SOURCE MATERIAL:
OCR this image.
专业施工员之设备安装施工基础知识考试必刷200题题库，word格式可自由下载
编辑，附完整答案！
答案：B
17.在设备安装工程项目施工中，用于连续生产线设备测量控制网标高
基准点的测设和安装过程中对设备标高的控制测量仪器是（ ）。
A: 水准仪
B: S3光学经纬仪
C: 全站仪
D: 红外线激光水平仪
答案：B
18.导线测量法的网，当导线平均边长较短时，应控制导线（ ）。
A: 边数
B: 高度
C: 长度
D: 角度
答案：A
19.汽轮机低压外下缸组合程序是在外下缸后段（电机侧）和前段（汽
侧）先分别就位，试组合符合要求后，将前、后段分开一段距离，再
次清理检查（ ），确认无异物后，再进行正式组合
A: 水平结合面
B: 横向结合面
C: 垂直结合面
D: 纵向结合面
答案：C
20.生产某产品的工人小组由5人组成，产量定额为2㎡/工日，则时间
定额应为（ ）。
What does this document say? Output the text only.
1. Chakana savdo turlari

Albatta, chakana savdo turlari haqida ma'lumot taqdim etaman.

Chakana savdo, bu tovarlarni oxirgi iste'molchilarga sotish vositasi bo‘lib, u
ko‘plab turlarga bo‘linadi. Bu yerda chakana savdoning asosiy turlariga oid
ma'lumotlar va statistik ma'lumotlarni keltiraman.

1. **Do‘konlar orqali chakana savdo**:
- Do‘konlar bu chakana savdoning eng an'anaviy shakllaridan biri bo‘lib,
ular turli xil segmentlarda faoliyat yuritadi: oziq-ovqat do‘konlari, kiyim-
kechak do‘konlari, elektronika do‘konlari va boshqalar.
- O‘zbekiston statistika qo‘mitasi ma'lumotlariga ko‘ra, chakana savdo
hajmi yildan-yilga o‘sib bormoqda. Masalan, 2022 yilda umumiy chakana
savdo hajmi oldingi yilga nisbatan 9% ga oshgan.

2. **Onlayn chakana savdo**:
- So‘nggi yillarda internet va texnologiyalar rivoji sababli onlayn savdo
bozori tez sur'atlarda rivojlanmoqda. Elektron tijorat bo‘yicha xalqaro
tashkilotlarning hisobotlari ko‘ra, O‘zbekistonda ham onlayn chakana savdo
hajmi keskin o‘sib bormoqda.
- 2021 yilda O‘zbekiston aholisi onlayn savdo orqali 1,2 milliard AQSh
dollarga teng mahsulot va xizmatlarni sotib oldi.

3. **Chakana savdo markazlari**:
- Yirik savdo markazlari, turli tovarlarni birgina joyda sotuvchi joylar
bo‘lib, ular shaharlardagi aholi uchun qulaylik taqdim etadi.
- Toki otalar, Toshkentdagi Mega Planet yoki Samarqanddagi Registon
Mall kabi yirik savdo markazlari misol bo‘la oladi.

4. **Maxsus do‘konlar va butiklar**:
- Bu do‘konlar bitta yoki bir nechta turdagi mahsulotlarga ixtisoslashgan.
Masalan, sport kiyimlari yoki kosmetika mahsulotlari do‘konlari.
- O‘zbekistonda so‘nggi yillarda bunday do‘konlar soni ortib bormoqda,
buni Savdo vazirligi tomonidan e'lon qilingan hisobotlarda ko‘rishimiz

YOUR OBJECTIVE: Set down each entry again, unchanged.

REPLY TO THE TASK:
OCR this image.
专业施工员之设备安装施工基础知识考试必刷200题题库，word格式可自由下载
编辑，附完整答案！
答案：B
17.在设备安装工程项目施工中，用于连续生产线设备测量控制网标高
基准点的测设和安装过程中对设备标高的控制测量仪器是（ ）。
A: 水准仪
B: S3光学经纬仪
C: 全站仪
D: 红外线激光水平仪
答案：B
18.导线测量法的网，当导线平均边长较短时，应控制导线（ ）。
A: 边数
B: 高度
C: 长度
D: 角度
答案：A
19.汽轮机低压外下缸组合程序是在外下缸后段（电机侧）和前段（汽
侧）先分别就位，试组合符合要求后，将前、后段分开一段距离，再
次清理检查（ ），确认无异物后，再进行正式组合
A: 水平结合面
B: 横向结合面
C: 垂直结合面
D: 纵向结合面
答案：C
20.生产某产品的工人小组由5人组成，产量定额为2㎡/工日，则时间
定额应为（ ）。
What does this document say? Output the text only.
1. Chakana savdo turlari

Albatta, chakana savdo turlari haqida ma'lumot taqdim etaman.

Chakana savdo, bu tovarlarni oxirgi iste'molchilarga sotish vositasi bo‘lib, u
ko‘plab turlarga bo‘linadi. Bu yerda chakana savdoning asosiy turlariga oid
ma'lumotlar va statistik ma'lumotlarni keltiraman.

1. **Do‘konlar orqali chakana savdo**:
- Do‘konlar bu chakana savdoning eng an'anaviy shakllaridan biri bo‘lib,
ular turli xil segmentlarda faoliyat yuritadi: oziq-ovqat do‘konlari, kiyim-
kechak do‘konlari, elektronika do‘konlari va boshqalar.
- O‘zbekiston statistika qo‘mitasi ma'lumotlariga ko‘ra, chakana savdo
hajmi yildan-yilga o‘sib bormoqda. Masalan, 2022 yilda umumiy chakana
savdo hajmi oldingi yilga nisbatan 9% ga oshgan.

2. **Onlayn chakana savdo**:
- So‘nggi yillarda internet va texnologiyalar rivoji sababli onlayn savdo
bozori tez sur'atlarda rivojlanmoqda. Elektron tijorat bo‘yicha xalqaro
tashkilotlarning hisobotlari ko‘ra, O‘zbekistonda ham onlayn chakana savdo
hajmi keskin o‘sib bormoqda.
- 2021 yilda O‘zbekiston aholisi onlayn savdo orqali 1,2 milliard AQSh
dollarga teng mahsulot va xizmatlarni sotib oldi.

3. **Chakana savdo markazlari**:
- Yirik savdo markazlari, turli tovarlarni birgina joyda sotuvchi joylar
bo‘lib, ular shaharlardagi aholi uchun qulaylik taqdim etadi.
- Toki otalar, Toshkentdagi Mega Planet yoki Samarqanddagi Registon
Mall kabi yirik savdo markazlari misol bo‘la oladi.

4. **Maxsus do‘konlar va butiklar**:
- Bu do‘konlar bitta yoki bir nechta turdagi mahsulotlarga ixtisoslashgan.
Masalan, sport kiyimlari yoki kosmetika mahsulotlari do‘konlari.
- O‘zbekistonda so‘nggi yillarda bunday do‘konlar soni ortib bormoqda,
buni Savdo vazirligi tomonidan e'lon qilingan hisobotlarda ko‘rishimiz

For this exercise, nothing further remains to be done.